Would you pull out every line of the material that contains the string "Scholarship"?
════════
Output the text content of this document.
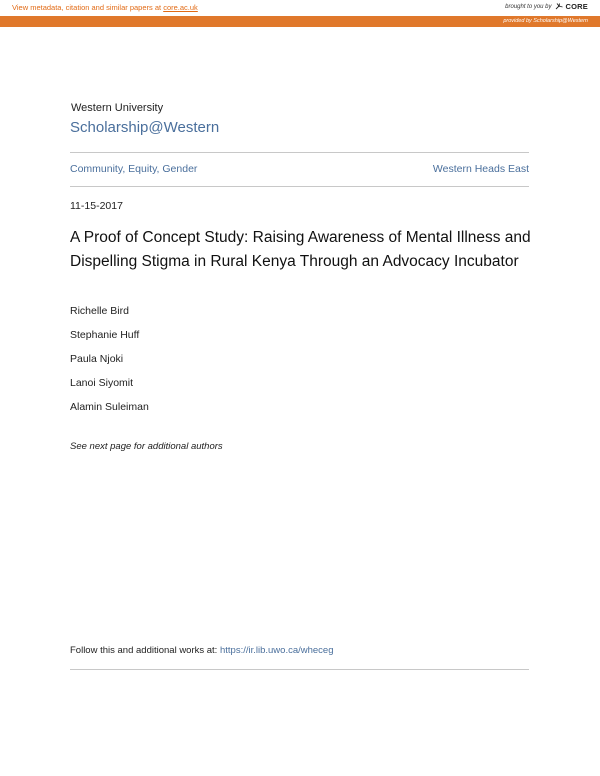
View metadata, citation and similar papers at core.ac.uk	brought to you by CORE
provided by Scholarship@Western
Western University
Scholarship@Western
Community, Equity, Gender	Western Heads East
11-15-2017
A Proof of Concept Study: Raising Awareness of Mental Illness and Dispelling Stigma in Rural Kenya Through an Advocacy Incubator
Richelle Bird
Stephanie Huff
Paula Njoki
Lanoi Siyomit
Alamin Suleiman
See next page for additional authors
Follow this and additional works at: https://ir.lib.uwo.ca/wheceg
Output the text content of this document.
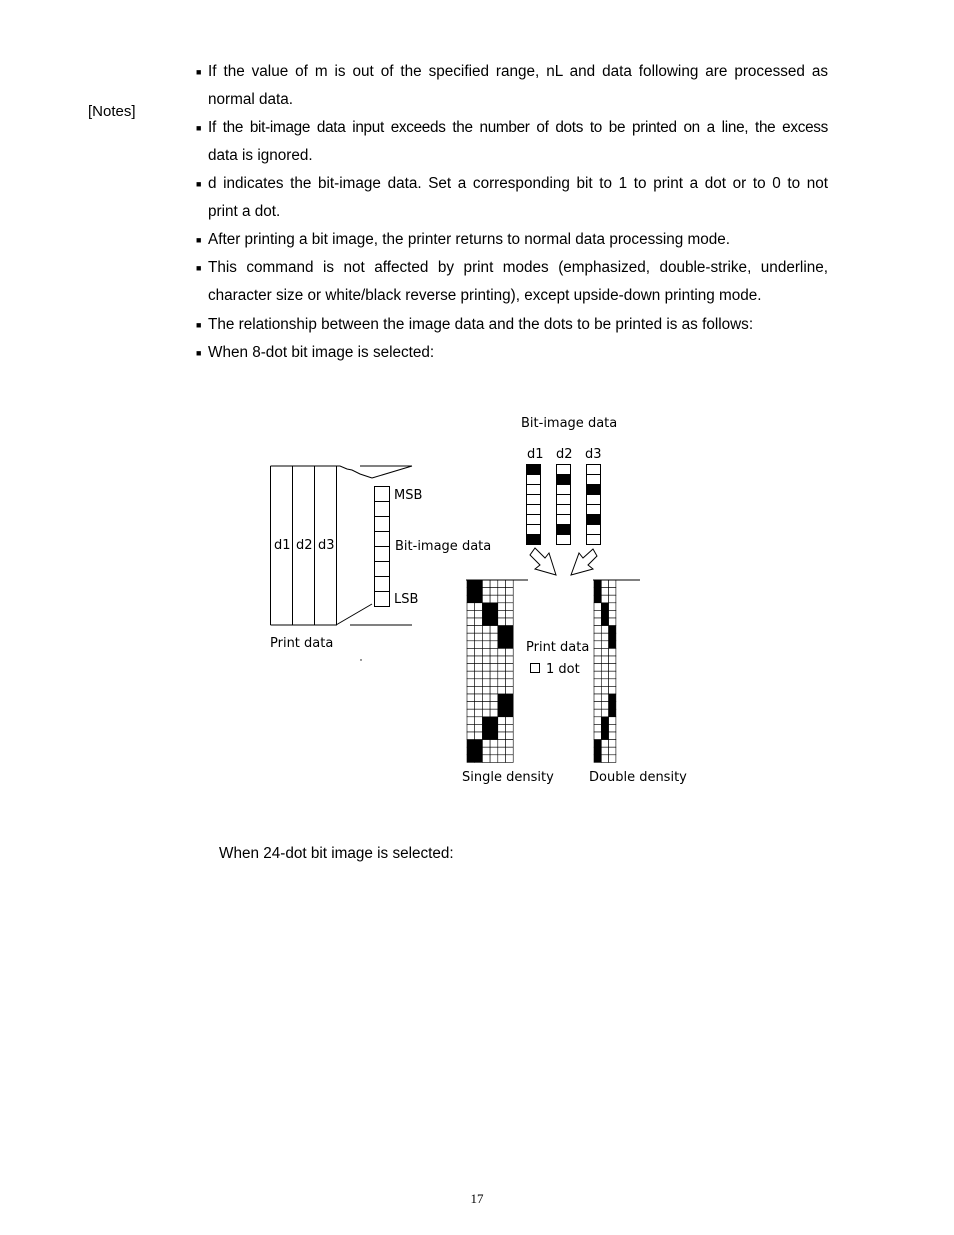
[Notes]
■ If the value of m is out of the specified range, nL and data following are processed as
normal data.
■ If the bit-image data input exceeds the number of dots to be printed on a line, the excess
data is ignored.
■ d indicates the bit-image data. Set a corresponding bit to 1 to print a dot or to 0 to not
print a dot.
■ After printing a bit image, the printer returns to normal data processing mode.
■ This command is not affected by print modes (emphasized, double-strike, underline,
character size or white/black reverse printing), except upside-down printing mode.
■ The relationship between the image data and the dots to be printed is as follows:
■ When 8-dot bit image is selected:
d1 d2 d3
Print data
MSB
Bit-image data
LSB
Bit-image data
d1 d2 d3
Print data
1 dot
Single density	Double density
When 24-dot bit image is selected:
17
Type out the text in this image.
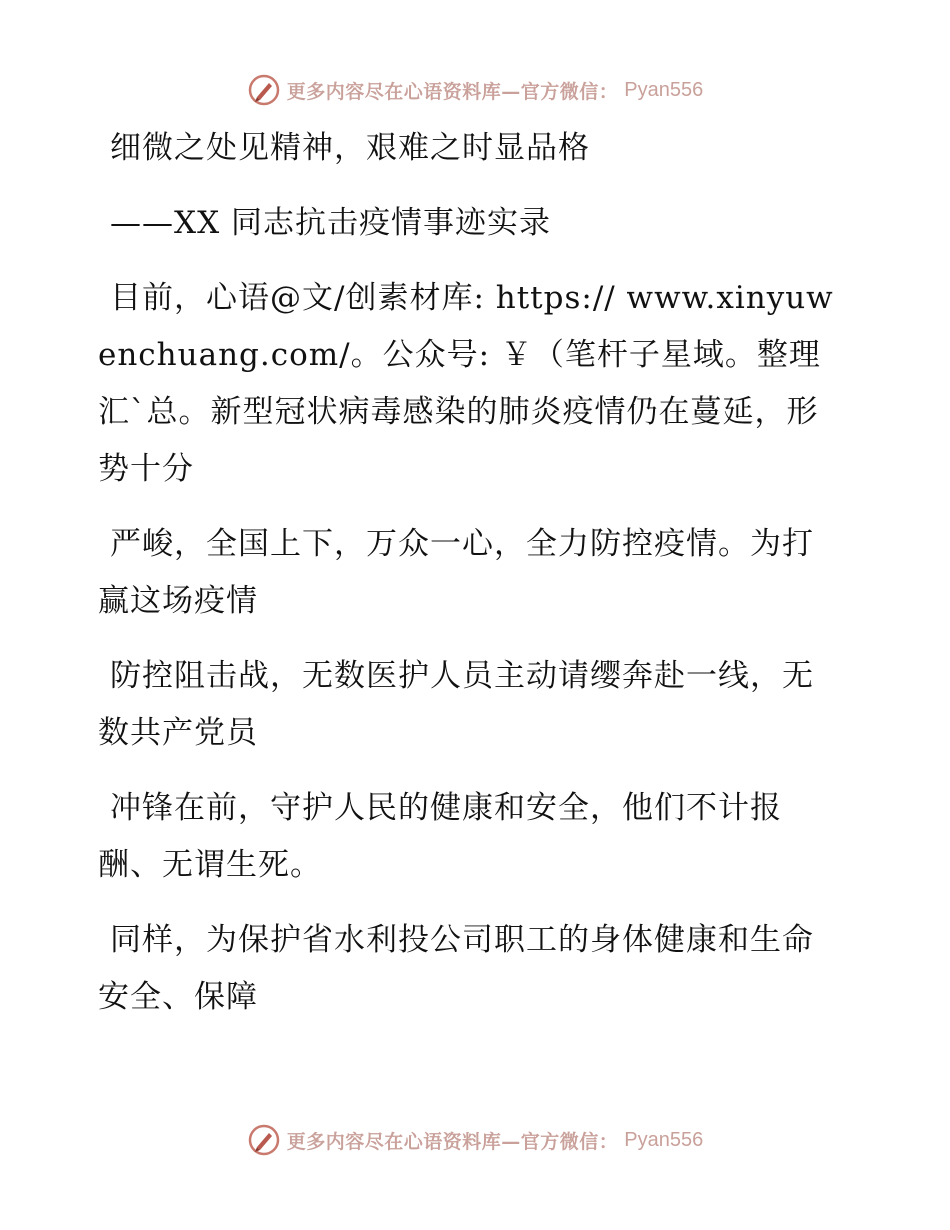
更多内容尽在心语资料库—官方微信： Pyan556

细微之处见精神，艰难之时显品格

——XX 同志抗击疫情事迹实录

目前，心语@文/创素材库: https:// www.xinyuwenchuang.com/。公众号: ￥（笔杆子星域。整理汇`总。新型冠状病毒感染的肺炎疫情仍在蔓延，形势十分

严峻，全国上下，万众一心，全力防控疫情。为打赢这场疫情

防控阻击战，无数医护人员主动请缨奔赴一线，无数共产党员

冲锋在前，守护人民的健康和安全，他们不计报酬、无谓生死。

同样，为保护省水利投公司职工的身体健康和生命安全、保障

更多内容尽在心语资料库—官方微信： Pyan556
════════
▸ Task result
provided by Scholarship@Western
Scholarship@Western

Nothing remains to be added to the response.